Stated exercise: Each entry must be given again exactly; images do not belong in the copy.

Dataset records:
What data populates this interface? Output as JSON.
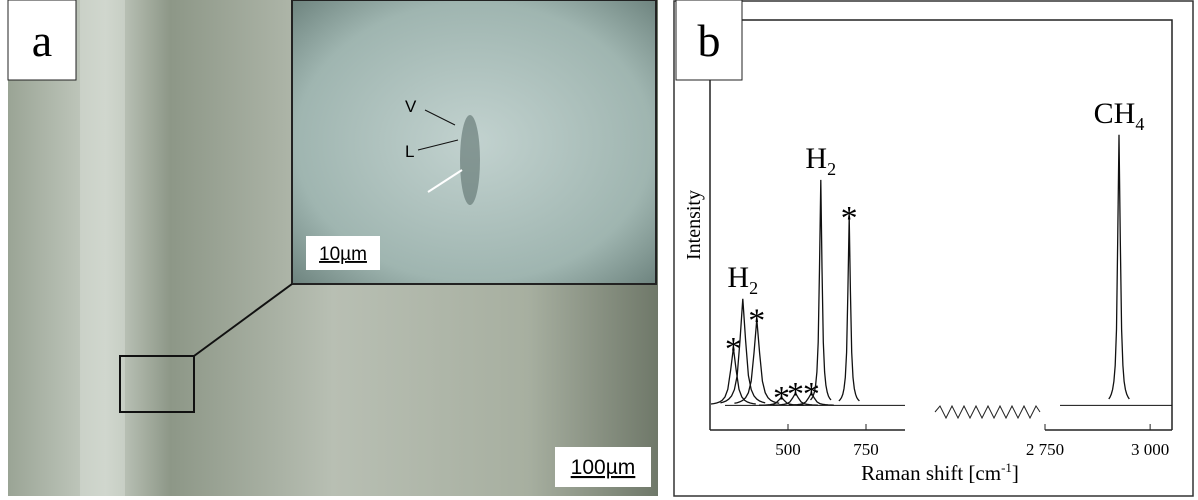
{
  "panel_a": {
    "label": "a",
    "inset": {
      "marker_v": "V",
      "marker_l": "L",
      "scale": "10µm"
    },
    "scale": "100µm"
  },
  "panel_b": {
    "label": "b",
    "type": "spectrum",
    "y_label": "Intensity",
    "x_label": "Raman shift [cm",
    "x_label_sup": "-1",
    "x_label_end": "]",
    "ylim": [
      0,
      100
    ],
    "baseline": 6,
    "segments": [
      {
        "xlim": [
          250,
          875
        ],
        "xticks": [
          500,
          750
        ]
      },
      {
        "xlim": [
          2750,
          3052
        ],
        "xticks": [
          {
            "value": 2750,
            "label": "2 750"
          },
          {
            "value": 3000,
            "label": "3 000"
          }
        ]
      }
    ],
    "peaks": [
      {
        "segment": 0,
        "x": 325,
        "y": 20,
        "label": "*"
      },
      {
        "segment": 0,
        "x": 355,
        "y": 32,
        "label": {
          "text": "H",
          "sub": "2"
        }
      },
      {
        "segment": 0,
        "x": 400,
        "y": 27,
        "label": "*"
      },
      {
        "segment": 0,
        "x": 479,
        "y": 8,
        "label": "*"
      },
      {
        "segment": 0,
        "x": 524,
        "y": 9,
        "label": "*"
      },
      {
        "segment": 0,
        "x": 575,
        "y": 9,
        "label": "*"
      },
      {
        "segment": 0,
        "x": 605,
        "y": 61,
        "label": {
          "text": "H",
          "sub": "2"
        }
      },
      {
        "segment": 0,
        "x": 696,
        "y": 52,
        "label": "*"
      },
      {
        "segment": 1,
        "x": 2926,
        "y": 72,
        "label": {
          "text": "CH",
          "sub": "4"
        }
      }
    ]
  }
}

Written solution:
What data populates this interface? Output as JSON.
{
  "panel_a": {
    "label": "a",
    "inset": {
      "marker_v": "V",
      "marker_l": "L",
      "scale": "10µm"
    },
    "scale": "100µm"
  },
  "panel_b": {
    "label": "b",
    "type": "spectrum",
    "y_label": "Intensity",
    "x_label": "Raman shift [cm",
    "x_label_sup": "-1",
    "x_label_end": "]",
    "ylim": [
      0,
      100
    ],
    "baseline": 6,
    "segments": [
      {
        "xlim": [
          250,
          875
        ],
        "xticks": [
          500,
          750
        ]
      },
      {
        "xlim": [
          2750,
          3052
        ],
        "xticks": [
          {
            "value": 2750,
            "label": "2 750"
          },
          {
            "value": 3000,
            "label": "3 000"
          }
        ]
      }
    ],
    "peaks": [
      {
        "segment": 0,
        "x": 325,
        "y": 20,
        "label": "*"
      },
      {
        "segment": 0,
        "x": 355,
        "y": 32,
        "label": {
          "text": "H",
          "sub": "2"
        }
      },
      {
        "segment": 0,
        "x": 400,
        "y": 27,
        "label": "*"
      },
      {
        "segment": 0,
        "x": 479,
        "y": 8,
        "label": "*"
      },
      {
        "segment": 0,
        "x": 524,
        "y": 9,
        "label": "*"
      },
      {
        "segment": 0,
        "x": 575,
        "y": 9,
        "label": "*"
      },
      {
        "segment": 0,
        "x": 605,
        "y": 61,
        "label": {
          "text": "H",
          "sub": "2"
        }
      },
      {
        "segment": 0,
        "x": 696,
        "y": 52,
        "label": "*"
      },
      {
        "segment": 1,
        "x": 2926,
        "y": 72,
        "label": {
          "text": "CH",
          "sub": "4"
        }
      }
    ]
  }
}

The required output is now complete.